_WHAT THE TASK REQUIRES:_
Gather all lines in the records below that include the word "magánszemélyek".

_RAW RECORDS:_
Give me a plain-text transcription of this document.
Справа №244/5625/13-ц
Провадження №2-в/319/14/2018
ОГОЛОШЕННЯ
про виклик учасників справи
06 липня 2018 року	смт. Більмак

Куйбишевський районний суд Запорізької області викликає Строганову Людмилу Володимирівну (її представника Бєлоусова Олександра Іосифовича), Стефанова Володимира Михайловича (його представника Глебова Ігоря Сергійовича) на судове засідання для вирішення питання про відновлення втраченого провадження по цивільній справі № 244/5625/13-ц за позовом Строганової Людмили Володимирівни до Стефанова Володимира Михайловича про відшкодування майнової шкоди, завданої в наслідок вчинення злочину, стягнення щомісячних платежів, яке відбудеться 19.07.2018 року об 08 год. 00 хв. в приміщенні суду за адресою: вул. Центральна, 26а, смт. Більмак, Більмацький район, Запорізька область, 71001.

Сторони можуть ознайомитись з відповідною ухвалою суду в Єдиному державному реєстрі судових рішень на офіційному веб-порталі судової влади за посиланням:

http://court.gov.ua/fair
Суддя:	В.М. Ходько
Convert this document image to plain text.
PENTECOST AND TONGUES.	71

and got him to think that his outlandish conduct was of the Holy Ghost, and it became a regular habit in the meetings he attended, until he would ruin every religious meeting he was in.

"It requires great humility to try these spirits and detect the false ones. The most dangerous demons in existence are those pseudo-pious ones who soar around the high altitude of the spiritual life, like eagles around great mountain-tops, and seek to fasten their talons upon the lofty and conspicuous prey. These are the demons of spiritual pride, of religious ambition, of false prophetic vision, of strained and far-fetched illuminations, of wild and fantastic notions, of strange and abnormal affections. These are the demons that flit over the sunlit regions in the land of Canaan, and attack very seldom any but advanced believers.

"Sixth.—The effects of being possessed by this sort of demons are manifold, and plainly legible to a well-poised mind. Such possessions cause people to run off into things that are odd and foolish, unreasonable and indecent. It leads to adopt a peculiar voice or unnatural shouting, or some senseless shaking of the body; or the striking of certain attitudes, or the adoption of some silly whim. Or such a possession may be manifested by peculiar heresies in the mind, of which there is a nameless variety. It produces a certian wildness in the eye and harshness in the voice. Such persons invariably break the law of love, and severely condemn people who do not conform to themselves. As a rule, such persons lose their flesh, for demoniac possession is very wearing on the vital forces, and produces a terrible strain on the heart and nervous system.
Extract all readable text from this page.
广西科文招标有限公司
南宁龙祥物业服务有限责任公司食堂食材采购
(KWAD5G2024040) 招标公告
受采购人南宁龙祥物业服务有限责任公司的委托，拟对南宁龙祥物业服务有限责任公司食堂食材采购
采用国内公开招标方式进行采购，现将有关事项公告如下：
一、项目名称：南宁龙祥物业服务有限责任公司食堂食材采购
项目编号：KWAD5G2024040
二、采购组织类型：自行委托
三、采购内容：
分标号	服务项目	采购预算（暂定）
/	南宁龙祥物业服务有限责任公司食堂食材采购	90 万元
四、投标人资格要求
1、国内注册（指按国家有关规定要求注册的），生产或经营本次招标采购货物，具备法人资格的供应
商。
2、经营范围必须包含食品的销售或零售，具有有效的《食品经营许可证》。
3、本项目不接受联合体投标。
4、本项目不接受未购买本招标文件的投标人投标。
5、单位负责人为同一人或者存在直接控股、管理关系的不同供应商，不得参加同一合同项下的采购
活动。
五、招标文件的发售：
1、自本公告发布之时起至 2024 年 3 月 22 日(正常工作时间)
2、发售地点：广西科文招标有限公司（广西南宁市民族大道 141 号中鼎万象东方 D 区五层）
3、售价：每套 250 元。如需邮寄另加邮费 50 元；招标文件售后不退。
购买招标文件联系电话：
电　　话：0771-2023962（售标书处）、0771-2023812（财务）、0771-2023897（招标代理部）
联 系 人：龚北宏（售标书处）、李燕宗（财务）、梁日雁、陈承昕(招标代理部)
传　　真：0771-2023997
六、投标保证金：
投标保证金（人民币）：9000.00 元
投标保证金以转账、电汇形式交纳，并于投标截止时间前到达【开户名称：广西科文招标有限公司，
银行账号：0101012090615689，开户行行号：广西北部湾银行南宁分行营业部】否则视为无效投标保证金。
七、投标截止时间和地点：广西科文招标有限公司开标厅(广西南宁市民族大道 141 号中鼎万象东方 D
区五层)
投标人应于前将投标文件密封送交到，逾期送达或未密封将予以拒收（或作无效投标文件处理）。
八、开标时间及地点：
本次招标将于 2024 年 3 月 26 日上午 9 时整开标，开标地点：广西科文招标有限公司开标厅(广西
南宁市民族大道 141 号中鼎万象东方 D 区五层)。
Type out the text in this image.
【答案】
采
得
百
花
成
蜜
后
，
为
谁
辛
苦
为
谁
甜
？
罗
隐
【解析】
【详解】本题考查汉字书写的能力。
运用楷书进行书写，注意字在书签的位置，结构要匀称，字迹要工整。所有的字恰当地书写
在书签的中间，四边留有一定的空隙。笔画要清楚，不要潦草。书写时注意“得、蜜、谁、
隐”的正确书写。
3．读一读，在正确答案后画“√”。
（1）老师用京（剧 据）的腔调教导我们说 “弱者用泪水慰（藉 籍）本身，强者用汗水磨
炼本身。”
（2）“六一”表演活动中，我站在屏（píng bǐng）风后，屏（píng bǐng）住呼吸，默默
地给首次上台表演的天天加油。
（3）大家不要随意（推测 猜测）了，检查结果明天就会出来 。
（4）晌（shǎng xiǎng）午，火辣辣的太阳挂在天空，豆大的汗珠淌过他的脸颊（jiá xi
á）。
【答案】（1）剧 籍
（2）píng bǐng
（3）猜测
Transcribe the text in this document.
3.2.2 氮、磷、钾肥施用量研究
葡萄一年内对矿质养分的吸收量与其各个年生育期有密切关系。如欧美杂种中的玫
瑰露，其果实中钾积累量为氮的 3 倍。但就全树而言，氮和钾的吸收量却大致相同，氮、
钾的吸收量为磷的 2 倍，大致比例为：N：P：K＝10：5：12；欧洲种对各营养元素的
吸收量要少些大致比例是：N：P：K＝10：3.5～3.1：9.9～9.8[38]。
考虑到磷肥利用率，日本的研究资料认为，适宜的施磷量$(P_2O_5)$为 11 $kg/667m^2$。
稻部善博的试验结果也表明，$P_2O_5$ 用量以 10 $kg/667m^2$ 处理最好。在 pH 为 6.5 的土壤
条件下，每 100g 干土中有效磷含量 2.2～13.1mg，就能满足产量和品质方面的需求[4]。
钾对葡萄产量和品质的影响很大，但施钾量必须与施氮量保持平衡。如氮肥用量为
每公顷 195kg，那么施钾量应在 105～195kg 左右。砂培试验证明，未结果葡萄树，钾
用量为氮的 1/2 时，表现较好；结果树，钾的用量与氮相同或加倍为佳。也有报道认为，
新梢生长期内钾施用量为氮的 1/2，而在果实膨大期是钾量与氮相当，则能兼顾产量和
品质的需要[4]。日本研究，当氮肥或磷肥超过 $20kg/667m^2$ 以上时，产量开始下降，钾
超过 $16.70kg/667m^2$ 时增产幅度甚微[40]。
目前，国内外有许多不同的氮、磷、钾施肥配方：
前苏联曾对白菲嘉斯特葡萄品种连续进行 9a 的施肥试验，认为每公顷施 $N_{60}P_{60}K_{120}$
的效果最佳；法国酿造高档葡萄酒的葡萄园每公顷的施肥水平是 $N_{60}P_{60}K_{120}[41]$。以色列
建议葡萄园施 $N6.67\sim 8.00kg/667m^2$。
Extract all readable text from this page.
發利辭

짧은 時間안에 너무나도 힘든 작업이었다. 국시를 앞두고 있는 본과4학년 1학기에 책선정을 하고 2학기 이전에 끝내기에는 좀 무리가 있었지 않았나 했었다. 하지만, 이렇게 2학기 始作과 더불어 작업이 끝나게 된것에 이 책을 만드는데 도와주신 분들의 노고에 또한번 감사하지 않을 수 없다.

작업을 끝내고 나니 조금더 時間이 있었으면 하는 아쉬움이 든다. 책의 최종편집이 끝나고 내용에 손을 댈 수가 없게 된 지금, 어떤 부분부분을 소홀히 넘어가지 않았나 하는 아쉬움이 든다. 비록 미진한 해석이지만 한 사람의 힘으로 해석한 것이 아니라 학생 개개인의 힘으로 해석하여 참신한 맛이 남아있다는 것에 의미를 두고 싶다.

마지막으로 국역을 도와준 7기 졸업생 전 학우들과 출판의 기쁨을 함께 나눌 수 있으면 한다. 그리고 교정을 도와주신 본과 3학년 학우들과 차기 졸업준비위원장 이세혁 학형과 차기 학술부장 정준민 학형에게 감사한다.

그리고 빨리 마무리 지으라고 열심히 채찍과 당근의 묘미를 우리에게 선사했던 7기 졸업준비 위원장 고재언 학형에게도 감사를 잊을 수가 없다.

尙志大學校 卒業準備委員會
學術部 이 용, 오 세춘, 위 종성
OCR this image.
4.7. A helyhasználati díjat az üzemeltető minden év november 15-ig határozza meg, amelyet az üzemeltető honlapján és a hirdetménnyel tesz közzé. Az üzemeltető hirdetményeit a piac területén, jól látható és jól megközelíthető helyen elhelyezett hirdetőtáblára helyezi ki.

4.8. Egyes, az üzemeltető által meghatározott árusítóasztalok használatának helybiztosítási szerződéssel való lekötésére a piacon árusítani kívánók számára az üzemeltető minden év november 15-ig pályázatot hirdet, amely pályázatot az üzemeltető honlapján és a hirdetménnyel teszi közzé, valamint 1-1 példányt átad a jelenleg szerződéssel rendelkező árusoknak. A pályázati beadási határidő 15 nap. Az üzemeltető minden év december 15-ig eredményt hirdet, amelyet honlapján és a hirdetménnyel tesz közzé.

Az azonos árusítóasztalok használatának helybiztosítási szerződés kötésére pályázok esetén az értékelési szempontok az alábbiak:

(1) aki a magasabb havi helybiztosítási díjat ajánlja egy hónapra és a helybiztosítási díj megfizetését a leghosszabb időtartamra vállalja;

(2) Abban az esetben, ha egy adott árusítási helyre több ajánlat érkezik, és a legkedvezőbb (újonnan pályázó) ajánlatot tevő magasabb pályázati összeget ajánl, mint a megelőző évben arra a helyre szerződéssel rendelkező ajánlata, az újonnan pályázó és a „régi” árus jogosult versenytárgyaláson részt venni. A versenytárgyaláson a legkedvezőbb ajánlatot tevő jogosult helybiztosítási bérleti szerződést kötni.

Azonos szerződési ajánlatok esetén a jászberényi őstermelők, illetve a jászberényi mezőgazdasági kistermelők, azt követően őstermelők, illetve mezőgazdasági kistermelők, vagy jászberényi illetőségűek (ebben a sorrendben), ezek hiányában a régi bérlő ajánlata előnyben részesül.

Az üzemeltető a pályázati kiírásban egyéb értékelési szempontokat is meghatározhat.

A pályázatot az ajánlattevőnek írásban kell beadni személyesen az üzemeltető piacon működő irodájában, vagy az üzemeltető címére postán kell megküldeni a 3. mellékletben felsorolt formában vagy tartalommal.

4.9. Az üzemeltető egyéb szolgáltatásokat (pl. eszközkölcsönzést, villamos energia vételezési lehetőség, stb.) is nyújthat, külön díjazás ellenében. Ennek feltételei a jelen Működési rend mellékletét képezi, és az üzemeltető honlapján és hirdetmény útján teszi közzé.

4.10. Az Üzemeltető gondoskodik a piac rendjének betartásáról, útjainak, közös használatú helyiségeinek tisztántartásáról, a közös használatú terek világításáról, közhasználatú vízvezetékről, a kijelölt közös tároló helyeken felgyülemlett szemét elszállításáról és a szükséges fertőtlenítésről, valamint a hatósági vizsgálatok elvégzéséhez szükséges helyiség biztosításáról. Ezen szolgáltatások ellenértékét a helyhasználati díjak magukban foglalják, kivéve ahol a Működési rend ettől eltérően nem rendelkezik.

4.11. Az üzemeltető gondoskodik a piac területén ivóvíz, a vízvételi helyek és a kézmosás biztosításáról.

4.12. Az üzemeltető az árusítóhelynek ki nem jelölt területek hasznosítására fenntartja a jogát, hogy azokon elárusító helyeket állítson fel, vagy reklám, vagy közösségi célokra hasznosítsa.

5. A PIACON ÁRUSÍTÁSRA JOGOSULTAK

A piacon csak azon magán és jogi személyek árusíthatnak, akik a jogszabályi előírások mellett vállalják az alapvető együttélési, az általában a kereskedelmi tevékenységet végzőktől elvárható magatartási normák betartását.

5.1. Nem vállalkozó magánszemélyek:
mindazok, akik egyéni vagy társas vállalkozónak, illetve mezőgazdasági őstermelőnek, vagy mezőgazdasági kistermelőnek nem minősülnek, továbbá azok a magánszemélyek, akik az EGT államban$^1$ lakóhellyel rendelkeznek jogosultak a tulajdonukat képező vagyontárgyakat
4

_SOLUTION TO THIS EXERCISE:_
5.1. Nem vállalkozó magánszemélyek:
mindazok, akik egyéni vagy társas vállalkozónak, illetve mezőgazdasági őstermelőnek, vagy mezőgazdasági kistermelőnek nem minősülnek, továbbá azok a magánszemélyek, akik az EGT államban$^1$ lakóhellyel rendelkeznek jogosultak a tulajdonukat képező vagyontárgyakat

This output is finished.